Problem: Pull every "false" line out of the data below.

Given records:
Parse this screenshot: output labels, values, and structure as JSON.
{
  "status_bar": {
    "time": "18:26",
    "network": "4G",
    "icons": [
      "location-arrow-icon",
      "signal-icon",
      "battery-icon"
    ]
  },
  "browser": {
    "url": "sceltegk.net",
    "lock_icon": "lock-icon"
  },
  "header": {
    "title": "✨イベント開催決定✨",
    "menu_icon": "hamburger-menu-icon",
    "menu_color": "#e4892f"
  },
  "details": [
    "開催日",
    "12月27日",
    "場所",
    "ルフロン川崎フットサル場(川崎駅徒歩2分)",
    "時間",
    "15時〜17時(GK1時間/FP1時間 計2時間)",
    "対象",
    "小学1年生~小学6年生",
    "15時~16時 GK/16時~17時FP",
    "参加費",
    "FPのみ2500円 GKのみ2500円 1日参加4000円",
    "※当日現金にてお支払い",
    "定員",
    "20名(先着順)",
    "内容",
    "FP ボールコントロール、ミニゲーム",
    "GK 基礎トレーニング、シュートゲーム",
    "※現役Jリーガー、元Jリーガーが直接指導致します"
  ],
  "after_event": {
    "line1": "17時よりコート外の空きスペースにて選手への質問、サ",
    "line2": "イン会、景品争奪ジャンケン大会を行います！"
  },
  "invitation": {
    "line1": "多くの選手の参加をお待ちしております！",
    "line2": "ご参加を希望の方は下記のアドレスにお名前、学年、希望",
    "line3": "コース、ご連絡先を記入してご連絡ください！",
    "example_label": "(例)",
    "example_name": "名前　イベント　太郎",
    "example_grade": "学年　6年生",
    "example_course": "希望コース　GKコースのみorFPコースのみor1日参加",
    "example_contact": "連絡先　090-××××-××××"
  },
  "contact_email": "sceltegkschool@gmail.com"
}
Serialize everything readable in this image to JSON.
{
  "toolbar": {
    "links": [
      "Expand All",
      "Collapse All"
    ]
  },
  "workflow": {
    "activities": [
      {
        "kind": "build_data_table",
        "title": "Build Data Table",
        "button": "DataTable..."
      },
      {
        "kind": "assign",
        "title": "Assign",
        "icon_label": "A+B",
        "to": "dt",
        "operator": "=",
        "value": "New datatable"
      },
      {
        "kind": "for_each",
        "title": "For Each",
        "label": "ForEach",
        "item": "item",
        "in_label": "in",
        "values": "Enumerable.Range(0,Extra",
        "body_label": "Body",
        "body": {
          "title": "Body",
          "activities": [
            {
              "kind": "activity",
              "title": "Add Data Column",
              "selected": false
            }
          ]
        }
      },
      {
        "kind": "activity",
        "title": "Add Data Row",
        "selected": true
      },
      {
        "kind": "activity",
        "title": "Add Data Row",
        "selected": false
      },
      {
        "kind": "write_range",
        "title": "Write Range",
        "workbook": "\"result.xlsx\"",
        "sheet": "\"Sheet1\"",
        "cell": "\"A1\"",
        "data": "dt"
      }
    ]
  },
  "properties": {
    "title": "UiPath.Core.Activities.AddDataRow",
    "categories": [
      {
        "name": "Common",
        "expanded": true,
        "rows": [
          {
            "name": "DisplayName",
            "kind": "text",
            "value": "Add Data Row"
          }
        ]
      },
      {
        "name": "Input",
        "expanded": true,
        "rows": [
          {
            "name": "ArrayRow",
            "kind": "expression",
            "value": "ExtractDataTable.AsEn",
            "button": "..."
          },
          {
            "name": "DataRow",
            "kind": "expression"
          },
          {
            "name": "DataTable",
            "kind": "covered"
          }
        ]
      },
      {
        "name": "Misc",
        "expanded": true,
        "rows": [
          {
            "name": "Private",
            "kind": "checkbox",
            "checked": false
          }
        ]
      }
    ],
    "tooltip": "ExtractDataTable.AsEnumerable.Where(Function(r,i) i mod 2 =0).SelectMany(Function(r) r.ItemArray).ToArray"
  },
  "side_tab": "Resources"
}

Solution for this problem:
              "selected": false
        "selected": false
            "checked": false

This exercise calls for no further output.